_PROBLEM STATEMENT_. Find all the lines in the material below with the word "taxonomic", and copy them.

_RECORDS TO USE_.
==*==
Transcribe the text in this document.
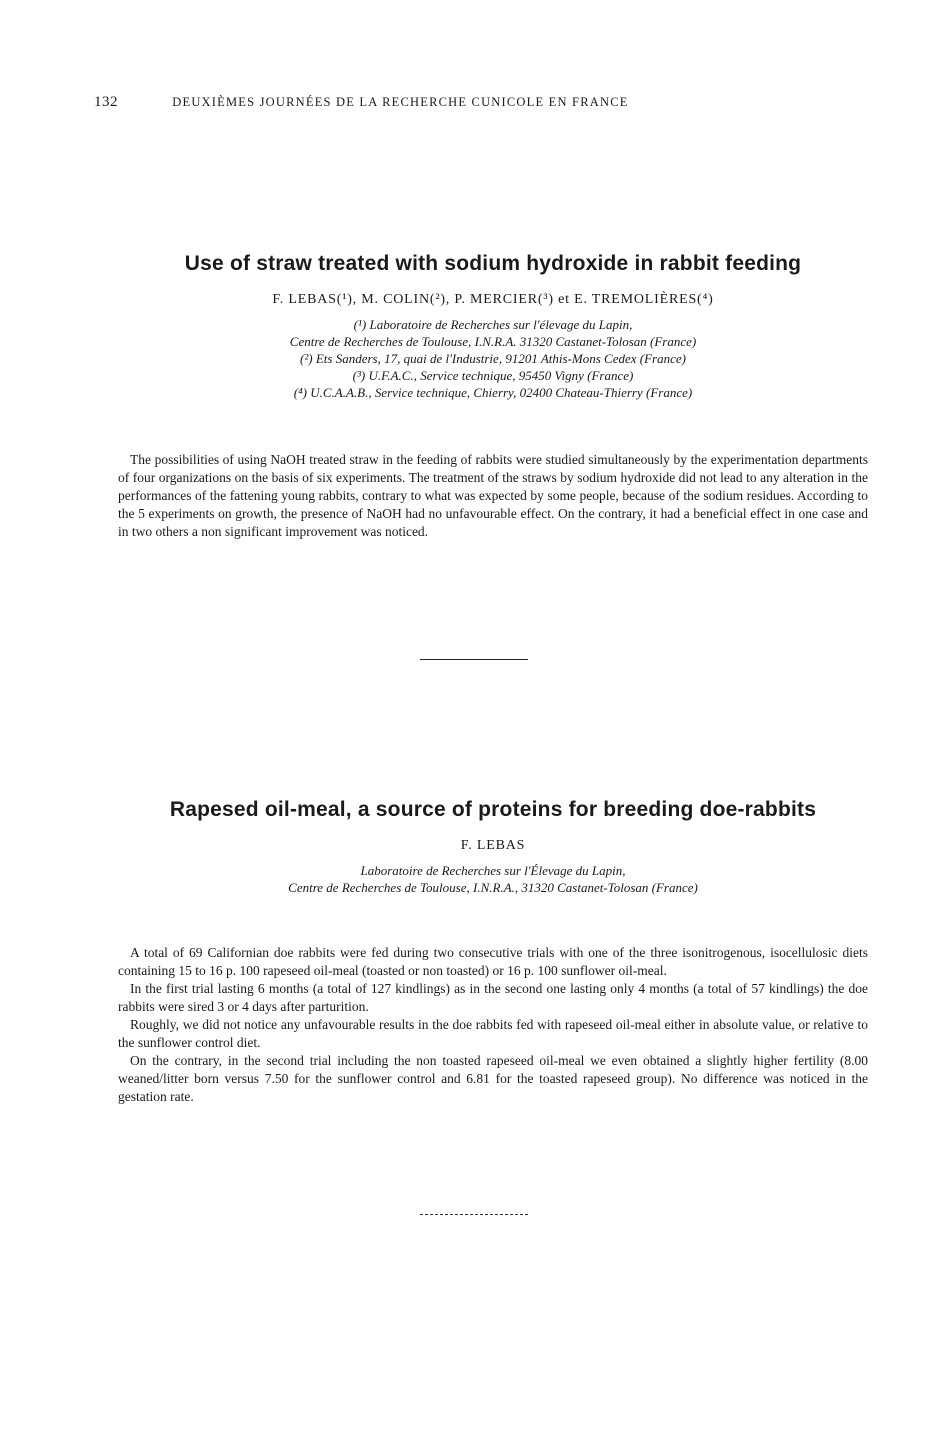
132	DEUXIÈMES JOURNÉES DE LA RECHERCHE CUNICOLE EN FRANCE
Use of straw treated with sodium hydroxide in rabbit feeding

F. LEBAS(¹), M. COLIN(²), P. MERCIER(³) et E. TREMOLIÈRES(⁴)

(¹) Laboratoire de Recherches sur l'élevage du Lapin,

Centre de Recherches de Toulouse, I.N.R.A. 31320 Castanet-Tolosan (France)

(²) Ets Sanders, 17, quai de l'Industrie, 91201 Athis-Mons Cedex (France)

(³) U.F.A.C., Service technique, 95450 Vigny (France)

(⁴) U.C.A.A.B., Service technique, Chierry, 02400 Chateau-Thierry (France)

The possibilities of using NaOH treated straw in the feeding of rabbits were studied simultaneously by the experimentation departments of four organizations on the basis of six experiments. The treatment of the straws by sodium hydroxide did not lead to any alteration in the performances of the fattening young rabbits, contrary to what was expected by some people, because of the sodium residues. According to the 5 experiments on growth, the presence of NaOH had no unfavourable effect. On the contrary, it had a beneficial effect in one case and in two others a non significant improvement was noticed.

Rapesed oil-meal, a source of proteins for breeding doe-rabbits

F. LEBAS

Laboratoire de Recherches sur l'Élevage du Lapin,

Centre de Recherches de Toulouse, I.N.R.A., 31320 Castanet-Tolosan (France)

A total of 69 Californian doe rabbits were fed during two consecutive trials with one of the three isonitrogenous, isocellulosic diets containing 15 to 16 p. 100 rapeseed oil-meal (toasted or non toasted) or 16 p. 100 sunflower oil-meal.

In the first trial lasting 6 months (a total of 127 kindlings) as in the second one lasting only 4 months (a total of 57 kindlings) the doe rabbits were sired 3 or 4 days after parturition.

Roughly, we did not notice any unfavourable results in the doe rabbits fed with rapeseed oil-meal either in absolute value, or relative to the sunflower control diet.

On the contrary, in the second trial including the non toasted rapeseed oil-meal we even obtained a slightly higher fertility (8.00 weaned/litter born versus 7.50 for the sunflower control and 6.81 for the toasted rapeseed group). No difference was noticed in the gestation rate.
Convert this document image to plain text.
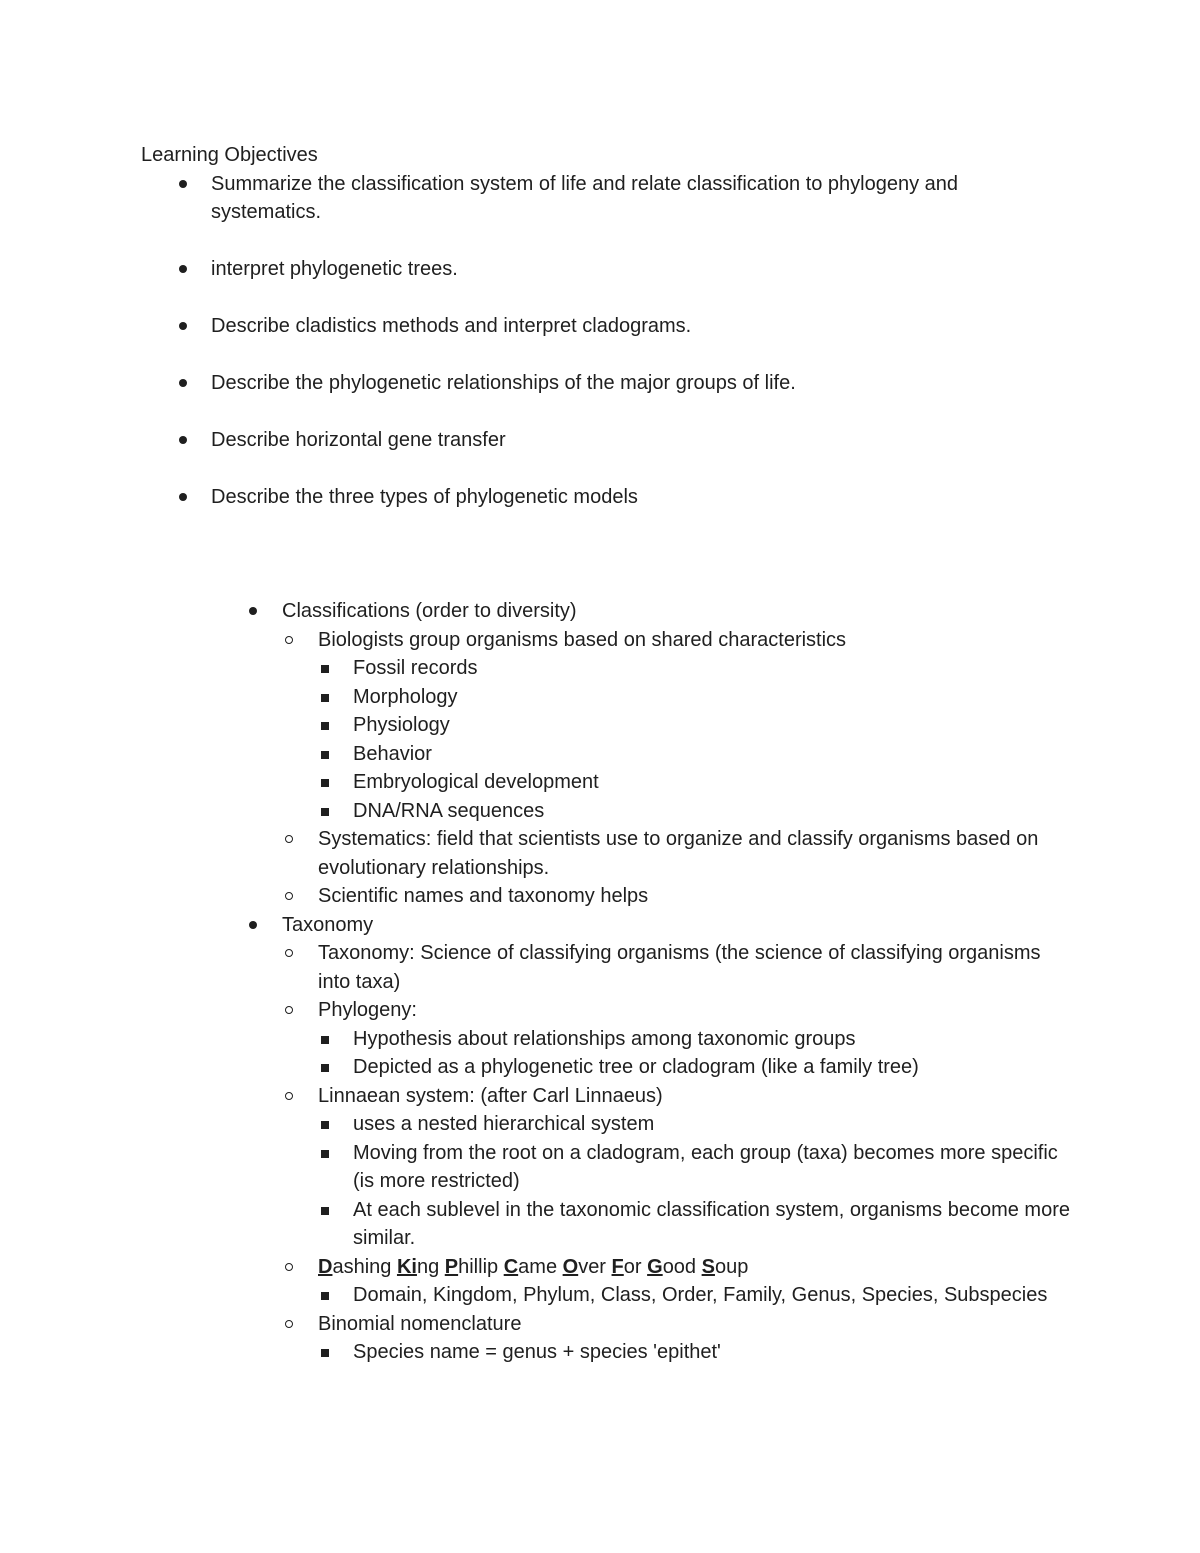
Learning Objectives
Summarize the classification system of life and relate classification to phylogeny and systematics.
interpret phylogenetic trees.
Describe cladistics methods and interpret cladograms.
Describe the phylogenetic relationships of the major groups of life.
Describe horizontal gene transfer
Describe the three types of phylogenetic models
Classifications (order to diversity)
Biologists group organisms based on shared characteristics
Fossil records
Morphology
Physiology
Behavior
Embryological development
DNA/RNA sequences
Systematics: field that scientists use to organize and classify organisms based on evolutionary relationships.
Scientific names and taxonomy helps
Taxonomy
Taxonomy: Science of classifying organisms (the science of classifying organisms into taxa)
Phylogeny:
Hypothesis about relationships among taxonomic groups
Depicted as a phylogenetic tree or cladogram (like a family tree)
Linnaean system: (after Carl Linnaeus)
uses a nested hierarchical system
Moving from the root on a cladogram, each group (taxa) becomes more specific (is more restricted)
At each sublevel in the taxonomic classification system, organisms become more similar.
Dashing King Phillip Came Over For Good Soup
Domain, Kingdom, Phylum, Class, Order, Family, Genus, Species, Subspecies
Binomial nomenclature
Species name = genus + species 'epithet'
==*==
_RESPONSE AREA_.
Hypothesis about relationships among taxonomic groups
At each sublevel in the taxonomic classification system, organisms become more similar.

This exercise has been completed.